• _Given problem_:
Each record below must be returned exactly as shown.

• _Supplied data_:

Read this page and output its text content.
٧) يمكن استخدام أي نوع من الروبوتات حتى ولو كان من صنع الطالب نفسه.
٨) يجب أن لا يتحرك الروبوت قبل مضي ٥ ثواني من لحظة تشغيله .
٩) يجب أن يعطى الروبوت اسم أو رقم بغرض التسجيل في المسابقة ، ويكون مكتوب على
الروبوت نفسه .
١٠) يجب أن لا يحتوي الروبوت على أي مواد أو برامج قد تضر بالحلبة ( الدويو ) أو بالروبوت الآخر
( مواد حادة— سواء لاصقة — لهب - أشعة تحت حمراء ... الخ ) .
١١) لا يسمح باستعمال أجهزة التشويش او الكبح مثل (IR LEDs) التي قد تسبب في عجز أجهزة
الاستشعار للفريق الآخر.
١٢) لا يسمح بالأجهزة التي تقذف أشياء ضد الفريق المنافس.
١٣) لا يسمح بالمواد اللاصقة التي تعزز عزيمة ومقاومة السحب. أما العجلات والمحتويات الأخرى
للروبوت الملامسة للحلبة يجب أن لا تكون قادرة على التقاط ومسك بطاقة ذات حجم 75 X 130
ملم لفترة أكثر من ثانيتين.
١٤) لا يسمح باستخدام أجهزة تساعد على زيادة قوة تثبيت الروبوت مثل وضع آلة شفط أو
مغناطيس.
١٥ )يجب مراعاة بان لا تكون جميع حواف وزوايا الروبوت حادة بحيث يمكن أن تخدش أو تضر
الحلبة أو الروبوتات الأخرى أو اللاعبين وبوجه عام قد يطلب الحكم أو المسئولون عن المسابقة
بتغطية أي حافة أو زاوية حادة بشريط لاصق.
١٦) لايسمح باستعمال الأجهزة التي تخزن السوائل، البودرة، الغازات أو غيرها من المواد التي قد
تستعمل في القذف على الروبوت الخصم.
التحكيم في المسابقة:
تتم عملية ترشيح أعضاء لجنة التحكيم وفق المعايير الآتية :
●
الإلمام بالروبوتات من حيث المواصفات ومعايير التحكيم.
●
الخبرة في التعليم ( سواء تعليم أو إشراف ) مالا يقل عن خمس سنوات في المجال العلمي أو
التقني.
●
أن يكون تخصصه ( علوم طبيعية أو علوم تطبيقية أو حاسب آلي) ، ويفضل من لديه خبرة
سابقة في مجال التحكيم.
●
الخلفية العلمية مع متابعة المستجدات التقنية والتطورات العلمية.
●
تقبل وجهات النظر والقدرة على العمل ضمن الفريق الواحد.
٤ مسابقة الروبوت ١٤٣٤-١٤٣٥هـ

• _Answer in full_:
Read this page and output its text content.
٧) يمكن استخدام أي نوع من الروبوتات حتى ولو كان من صنع الطالب نفسه.
٨) يجب أن لا يتحرك الروبوت قبل مضي ٥ ثواني من لحظة تشغيله .
٩) يجب أن يعطى الروبوت اسم أو رقم بغرض التسجيل في المسابقة ، ويكون مكتوب على
الروبوت نفسه .
١٠) يجب أن لا يحتوي الروبوت على أي مواد أو برامج قد تضر بالحلبة ( الدويو ) أو بالروبوت الآخر
( مواد حادة— سواء لاصقة — لهب - أشعة تحت حمراء ... الخ ) .
١١) لا يسمح باستعمال أجهزة التشويش او الكبح مثل (IR LEDs) التي قد تسبب في عجز أجهزة
الاستشعار للفريق الآخر.
١٢) لا يسمح بالأجهزة التي تقذف أشياء ضد الفريق المنافس.
١٣) لا يسمح بالمواد اللاصقة التي تعزز عزيمة ومقاومة السحب. أما العجلات والمحتويات الأخرى
للروبوت الملامسة للحلبة يجب أن لا تكون قادرة على التقاط ومسك بطاقة ذات حجم 75 X 130
ملم لفترة أكثر من ثانيتين.
١٤) لا يسمح باستخدام أجهزة تساعد على زيادة قوة تثبيت الروبوت مثل وضع آلة شفط أو
مغناطيس.
١٥ )يجب مراعاة بان لا تكون جميع حواف وزوايا الروبوت حادة بحيث يمكن أن تخدش أو تضر
الحلبة أو الروبوتات الأخرى أو اللاعبين وبوجه عام قد يطلب الحكم أو المسئولون عن المسابقة
بتغطية أي حافة أو زاوية حادة بشريط لاصق.
١٦) لايسمح باستعمال الأجهزة التي تخزن السوائل، البودرة، الغازات أو غيرها من المواد التي قد
تستعمل في القذف على الروبوت الخصم.
التحكيم في المسابقة:
تتم عملية ترشيح أعضاء لجنة التحكيم وفق المعايير الآتية :
●
الإلمام بالروبوتات من حيث المواصفات ومعايير التحكيم.
●
الخبرة في التعليم ( سواء تعليم أو إشراف ) مالا يقل عن خمس سنوات في المجال العلمي أو
التقني.
●
أن يكون تخصصه ( علوم طبيعية أو علوم تطبيقية أو حاسب آلي) ، ويفضل من لديه خبرة
سابقة في مجال التحكيم.
●
الخلفية العلمية مع متابعة المستجدات التقنية والتطورات العلمية.
●
تقبل وجهات النظر والقدرة على العمل ضمن الفريق الواحد.
٤ مسابقة الروبوت ١٤٣٤-١٤٣٥هـ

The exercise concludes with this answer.